Copy each line of the records below verbatim.

'''

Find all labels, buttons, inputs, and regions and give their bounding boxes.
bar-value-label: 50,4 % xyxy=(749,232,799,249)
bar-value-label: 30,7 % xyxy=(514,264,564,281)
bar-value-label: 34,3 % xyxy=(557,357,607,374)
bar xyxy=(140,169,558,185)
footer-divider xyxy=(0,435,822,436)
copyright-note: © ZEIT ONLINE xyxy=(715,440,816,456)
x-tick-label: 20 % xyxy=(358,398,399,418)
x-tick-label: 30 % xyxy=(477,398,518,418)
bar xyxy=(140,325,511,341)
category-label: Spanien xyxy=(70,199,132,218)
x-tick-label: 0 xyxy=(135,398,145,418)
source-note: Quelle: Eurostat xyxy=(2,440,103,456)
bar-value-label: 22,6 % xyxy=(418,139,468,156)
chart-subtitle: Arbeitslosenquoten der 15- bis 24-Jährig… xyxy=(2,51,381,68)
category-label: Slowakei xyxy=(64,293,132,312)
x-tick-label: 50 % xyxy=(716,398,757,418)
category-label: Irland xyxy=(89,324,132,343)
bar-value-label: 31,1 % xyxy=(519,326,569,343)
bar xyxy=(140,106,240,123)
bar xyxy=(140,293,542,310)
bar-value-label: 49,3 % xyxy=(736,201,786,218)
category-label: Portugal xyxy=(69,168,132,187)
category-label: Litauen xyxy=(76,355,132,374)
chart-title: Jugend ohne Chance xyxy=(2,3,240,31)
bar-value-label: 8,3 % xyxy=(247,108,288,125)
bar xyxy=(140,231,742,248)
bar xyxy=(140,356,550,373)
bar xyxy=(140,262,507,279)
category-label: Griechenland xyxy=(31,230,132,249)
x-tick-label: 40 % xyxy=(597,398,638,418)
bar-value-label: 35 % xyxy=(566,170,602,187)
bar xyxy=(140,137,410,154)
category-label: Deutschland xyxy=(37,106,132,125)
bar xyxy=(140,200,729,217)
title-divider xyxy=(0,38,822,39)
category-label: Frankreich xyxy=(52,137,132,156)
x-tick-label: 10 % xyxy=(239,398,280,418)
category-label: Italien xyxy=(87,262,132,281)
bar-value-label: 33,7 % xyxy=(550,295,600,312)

'''

The answer:
Find all labels, buttons, inputs, and regions and give their bounding boxes.
bar-value-label: 50,4 % xyxy=(749,232,799,249)
bar-value-label: 30,7 % xyxy=(514,264,564,281)
bar-value-label: 34,3 % xyxy=(557,357,607,374)
bar xyxy=(140,169,558,185)
footer-divider xyxy=(0,435,822,436)
copyright-note: © ZEIT ONLINE xyxy=(715,440,816,456)
x-tick-label: 20 % xyxy=(358,398,399,418)
x-tick-label: 30 % xyxy=(477,398,518,418)
bar xyxy=(140,325,511,341)
category-label: Spanien xyxy=(70,199,132,218)
x-tick-label: 0 xyxy=(135,398,145,418)
source-note: Quelle: Eurostat xyxy=(2,440,103,456)
bar-value-label: 22,6 % xyxy=(418,139,468,156)
chart-subtitle: Arbeitslosenquoten der 15- bis 24-Jährig… xyxy=(2,51,381,68)
category-label: Slowakei xyxy=(64,293,132,312)
x-tick-label: 50 % xyxy=(716,398,757,418)
category-label: Irland xyxy=(89,324,132,343)
bar-value-label: 31,1 % xyxy=(519,326,569,343)
bar xyxy=(140,106,240,123)
bar xyxy=(140,293,542,310)
bar-value-label: 49,3 % xyxy=(736,201,786,218)
category-label: Portugal xyxy=(69,168,132,187)
category-label: Litauen xyxy=(76,355,132,374)
chart-title: Jugend ohne Chance xyxy=(2,3,240,31)
bar-value-label: 8,3 % xyxy=(247,108,288,125)
bar xyxy=(140,231,742,248)
bar xyxy=(140,356,550,373)
bar xyxy=(140,262,507,279)
category-label: Griechenland xyxy=(31,230,132,249)
x-tick-label: 40 % xyxy=(597,398,638,418)
bar-value-label: 35 % xyxy=(566,170,602,187)
bar xyxy=(140,137,410,154)
category-label: Deutschland xyxy=(37,106,132,125)
bar xyxy=(140,200,729,217)
title-divider xyxy=(0,38,822,39)
category-label: Frankreich xyxy=(52,137,132,156)
x-tick-label: 10 % xyxy=(239,398,280,418)
category-label: Italien xyxy=(87,262,132,281)
bar-value-label: 33,7 % xyxy=(550,295,600,312)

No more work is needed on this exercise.